:: Problem to solve ::
Report every line in the listing below where the string "text" shows up.

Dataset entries
━━━━━━━━━━━━━━━━━━━━━━━━━━━━━━
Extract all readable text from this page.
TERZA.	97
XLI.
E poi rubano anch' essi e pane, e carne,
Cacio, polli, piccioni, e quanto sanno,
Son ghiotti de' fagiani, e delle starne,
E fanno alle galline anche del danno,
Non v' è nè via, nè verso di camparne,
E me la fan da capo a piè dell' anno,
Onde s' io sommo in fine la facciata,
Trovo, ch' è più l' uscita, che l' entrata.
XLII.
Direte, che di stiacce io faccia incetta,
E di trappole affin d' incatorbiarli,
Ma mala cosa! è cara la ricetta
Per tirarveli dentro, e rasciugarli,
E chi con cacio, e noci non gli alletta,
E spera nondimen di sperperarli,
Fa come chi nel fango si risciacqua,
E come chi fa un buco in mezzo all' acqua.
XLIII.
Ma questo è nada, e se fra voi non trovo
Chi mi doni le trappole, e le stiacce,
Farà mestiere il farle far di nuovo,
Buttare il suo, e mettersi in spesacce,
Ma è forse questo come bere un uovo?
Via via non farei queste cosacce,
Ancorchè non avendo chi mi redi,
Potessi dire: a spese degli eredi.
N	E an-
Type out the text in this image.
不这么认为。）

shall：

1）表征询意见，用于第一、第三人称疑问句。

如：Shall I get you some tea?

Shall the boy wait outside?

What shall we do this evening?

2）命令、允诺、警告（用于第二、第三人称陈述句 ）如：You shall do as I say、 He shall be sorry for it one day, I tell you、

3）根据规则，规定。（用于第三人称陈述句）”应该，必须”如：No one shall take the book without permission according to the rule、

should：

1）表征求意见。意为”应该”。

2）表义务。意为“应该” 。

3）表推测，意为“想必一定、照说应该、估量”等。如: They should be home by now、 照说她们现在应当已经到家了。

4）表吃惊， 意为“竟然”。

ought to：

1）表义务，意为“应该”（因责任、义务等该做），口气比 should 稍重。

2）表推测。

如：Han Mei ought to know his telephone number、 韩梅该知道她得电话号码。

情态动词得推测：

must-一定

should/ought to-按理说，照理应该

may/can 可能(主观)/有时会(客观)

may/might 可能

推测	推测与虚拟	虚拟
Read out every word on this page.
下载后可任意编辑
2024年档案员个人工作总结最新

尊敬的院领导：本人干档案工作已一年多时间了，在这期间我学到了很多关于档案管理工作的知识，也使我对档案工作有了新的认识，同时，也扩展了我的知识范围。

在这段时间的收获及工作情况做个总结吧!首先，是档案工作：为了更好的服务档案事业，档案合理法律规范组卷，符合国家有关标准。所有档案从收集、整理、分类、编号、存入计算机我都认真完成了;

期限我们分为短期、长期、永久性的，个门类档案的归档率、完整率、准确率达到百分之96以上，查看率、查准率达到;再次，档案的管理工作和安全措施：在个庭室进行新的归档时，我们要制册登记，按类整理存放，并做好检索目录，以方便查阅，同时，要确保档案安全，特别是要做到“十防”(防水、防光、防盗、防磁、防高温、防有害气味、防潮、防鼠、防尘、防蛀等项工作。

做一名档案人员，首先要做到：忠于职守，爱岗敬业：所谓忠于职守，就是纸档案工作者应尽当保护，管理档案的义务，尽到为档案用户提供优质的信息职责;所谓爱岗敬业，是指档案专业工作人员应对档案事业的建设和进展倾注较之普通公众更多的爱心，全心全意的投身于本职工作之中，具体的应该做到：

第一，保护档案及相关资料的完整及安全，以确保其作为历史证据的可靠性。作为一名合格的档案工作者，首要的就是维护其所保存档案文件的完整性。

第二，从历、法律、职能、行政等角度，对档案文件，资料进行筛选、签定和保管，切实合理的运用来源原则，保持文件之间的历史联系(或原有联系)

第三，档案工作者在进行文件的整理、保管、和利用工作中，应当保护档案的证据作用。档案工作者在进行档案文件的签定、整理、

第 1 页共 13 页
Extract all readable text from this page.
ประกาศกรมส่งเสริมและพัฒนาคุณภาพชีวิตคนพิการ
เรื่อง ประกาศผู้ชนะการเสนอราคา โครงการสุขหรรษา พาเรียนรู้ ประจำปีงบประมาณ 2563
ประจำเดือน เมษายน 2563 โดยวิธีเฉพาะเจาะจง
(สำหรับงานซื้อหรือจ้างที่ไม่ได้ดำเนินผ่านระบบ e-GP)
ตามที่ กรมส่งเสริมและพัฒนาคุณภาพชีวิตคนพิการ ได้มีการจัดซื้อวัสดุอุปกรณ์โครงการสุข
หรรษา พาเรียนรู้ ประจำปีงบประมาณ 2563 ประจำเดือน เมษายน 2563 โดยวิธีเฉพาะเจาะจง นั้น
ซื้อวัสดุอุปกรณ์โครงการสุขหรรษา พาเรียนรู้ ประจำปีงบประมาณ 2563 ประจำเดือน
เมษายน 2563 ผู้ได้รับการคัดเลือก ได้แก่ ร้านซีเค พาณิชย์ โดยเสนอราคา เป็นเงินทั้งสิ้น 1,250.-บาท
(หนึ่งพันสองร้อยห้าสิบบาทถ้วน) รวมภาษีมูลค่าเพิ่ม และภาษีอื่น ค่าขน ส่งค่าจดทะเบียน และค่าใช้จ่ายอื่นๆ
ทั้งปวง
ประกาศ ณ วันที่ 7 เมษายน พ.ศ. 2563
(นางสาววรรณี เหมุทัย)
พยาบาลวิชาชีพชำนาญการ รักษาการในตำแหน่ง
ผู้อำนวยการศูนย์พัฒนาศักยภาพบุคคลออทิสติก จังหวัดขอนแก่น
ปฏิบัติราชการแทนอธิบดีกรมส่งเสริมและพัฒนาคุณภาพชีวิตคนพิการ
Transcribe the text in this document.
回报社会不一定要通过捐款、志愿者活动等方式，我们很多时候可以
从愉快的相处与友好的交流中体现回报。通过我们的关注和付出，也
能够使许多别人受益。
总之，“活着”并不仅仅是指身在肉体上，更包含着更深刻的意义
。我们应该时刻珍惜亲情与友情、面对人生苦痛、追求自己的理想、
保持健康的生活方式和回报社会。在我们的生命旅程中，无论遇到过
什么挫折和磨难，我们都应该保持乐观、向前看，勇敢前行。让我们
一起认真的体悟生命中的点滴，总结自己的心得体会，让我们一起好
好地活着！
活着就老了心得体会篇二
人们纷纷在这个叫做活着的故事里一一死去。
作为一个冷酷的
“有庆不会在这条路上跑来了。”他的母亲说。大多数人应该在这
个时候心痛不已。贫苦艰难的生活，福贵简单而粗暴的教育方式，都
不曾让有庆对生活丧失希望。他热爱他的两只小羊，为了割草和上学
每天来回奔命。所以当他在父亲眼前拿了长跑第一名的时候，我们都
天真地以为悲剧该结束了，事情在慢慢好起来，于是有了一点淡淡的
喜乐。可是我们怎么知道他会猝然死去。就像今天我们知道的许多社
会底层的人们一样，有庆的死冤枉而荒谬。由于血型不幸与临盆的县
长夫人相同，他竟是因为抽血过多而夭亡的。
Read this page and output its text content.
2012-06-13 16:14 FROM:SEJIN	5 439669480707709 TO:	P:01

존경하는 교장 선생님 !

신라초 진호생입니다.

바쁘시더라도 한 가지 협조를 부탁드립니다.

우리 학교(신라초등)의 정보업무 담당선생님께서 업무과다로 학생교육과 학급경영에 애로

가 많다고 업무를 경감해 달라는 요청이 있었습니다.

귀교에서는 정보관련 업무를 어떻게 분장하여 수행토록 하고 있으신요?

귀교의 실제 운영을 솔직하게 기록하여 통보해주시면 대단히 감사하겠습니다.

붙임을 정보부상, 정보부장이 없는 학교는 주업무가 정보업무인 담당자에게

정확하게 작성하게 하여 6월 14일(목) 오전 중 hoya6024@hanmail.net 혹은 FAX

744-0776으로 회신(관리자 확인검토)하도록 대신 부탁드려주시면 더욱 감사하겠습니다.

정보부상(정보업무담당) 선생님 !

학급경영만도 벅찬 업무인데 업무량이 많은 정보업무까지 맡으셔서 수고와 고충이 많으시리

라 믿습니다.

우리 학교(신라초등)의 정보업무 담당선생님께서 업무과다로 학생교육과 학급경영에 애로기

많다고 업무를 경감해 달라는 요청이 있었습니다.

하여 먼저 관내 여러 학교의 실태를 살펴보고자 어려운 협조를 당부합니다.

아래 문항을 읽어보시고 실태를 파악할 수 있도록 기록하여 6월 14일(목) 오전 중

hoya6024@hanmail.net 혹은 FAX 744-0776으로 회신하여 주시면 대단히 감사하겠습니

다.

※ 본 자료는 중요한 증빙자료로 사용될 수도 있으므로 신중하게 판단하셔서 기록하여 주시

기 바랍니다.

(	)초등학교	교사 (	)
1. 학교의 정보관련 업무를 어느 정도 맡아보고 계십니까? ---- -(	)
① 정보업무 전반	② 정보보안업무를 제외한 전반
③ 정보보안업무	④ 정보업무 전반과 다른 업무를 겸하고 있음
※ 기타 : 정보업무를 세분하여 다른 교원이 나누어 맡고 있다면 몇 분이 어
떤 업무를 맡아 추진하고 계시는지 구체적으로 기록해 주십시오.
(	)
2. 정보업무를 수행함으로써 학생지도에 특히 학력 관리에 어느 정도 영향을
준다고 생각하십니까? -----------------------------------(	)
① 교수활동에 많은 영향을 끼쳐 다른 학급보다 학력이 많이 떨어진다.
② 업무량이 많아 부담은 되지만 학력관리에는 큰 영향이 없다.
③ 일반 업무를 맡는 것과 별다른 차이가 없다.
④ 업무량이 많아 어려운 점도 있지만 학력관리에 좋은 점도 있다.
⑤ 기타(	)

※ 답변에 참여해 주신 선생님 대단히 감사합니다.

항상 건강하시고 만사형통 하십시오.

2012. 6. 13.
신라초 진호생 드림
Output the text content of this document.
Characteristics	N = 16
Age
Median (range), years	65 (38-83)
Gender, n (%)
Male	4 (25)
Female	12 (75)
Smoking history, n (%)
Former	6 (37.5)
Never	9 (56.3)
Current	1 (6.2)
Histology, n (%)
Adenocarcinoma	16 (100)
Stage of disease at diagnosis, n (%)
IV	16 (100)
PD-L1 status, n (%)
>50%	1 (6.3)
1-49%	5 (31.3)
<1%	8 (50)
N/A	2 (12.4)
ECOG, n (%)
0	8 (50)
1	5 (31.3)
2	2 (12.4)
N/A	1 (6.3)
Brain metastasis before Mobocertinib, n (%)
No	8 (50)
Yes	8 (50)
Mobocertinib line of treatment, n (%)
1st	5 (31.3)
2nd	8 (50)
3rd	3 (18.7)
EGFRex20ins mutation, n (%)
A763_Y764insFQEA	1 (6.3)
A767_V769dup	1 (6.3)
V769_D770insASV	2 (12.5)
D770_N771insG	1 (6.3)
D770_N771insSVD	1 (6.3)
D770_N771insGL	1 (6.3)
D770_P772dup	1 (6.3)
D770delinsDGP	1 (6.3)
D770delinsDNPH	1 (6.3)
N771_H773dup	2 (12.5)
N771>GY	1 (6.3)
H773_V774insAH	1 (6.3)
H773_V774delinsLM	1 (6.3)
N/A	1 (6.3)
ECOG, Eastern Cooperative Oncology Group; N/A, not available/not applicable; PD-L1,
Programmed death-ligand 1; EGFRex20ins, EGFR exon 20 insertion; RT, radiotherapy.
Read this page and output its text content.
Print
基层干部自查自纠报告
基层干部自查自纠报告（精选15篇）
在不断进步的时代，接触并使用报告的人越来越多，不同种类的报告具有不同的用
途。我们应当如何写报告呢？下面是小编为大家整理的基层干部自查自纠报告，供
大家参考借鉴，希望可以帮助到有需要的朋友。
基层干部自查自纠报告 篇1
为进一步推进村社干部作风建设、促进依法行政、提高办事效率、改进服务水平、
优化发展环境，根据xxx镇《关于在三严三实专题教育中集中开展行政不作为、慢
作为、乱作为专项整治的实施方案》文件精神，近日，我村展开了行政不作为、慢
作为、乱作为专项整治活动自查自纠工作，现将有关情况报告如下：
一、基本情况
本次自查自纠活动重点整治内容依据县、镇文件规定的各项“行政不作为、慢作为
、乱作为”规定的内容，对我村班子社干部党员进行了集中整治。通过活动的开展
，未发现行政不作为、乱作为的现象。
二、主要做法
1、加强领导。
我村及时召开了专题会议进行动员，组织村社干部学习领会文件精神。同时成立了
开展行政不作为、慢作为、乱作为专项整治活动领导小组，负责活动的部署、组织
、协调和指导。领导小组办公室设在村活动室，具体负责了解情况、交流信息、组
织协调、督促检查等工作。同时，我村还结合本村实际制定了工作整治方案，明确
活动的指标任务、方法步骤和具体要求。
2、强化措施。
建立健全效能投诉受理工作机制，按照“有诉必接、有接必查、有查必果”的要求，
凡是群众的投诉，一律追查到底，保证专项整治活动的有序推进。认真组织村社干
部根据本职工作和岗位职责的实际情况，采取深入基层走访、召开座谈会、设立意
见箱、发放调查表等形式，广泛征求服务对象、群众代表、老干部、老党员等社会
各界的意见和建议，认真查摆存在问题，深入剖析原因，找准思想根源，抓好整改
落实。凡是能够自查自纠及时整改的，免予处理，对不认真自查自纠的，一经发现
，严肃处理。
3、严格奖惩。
━━━━━━━━━━━━━━━━━━━━━━━━━━━━━━
:: Written reply ::
Extract all readable text from this page.
Type out the text in this image.
Extract all readable text from this page.
Transcribe the text in this document.
Read this page and output its text content.
Output the text content of this document.
Read this page and output its text content.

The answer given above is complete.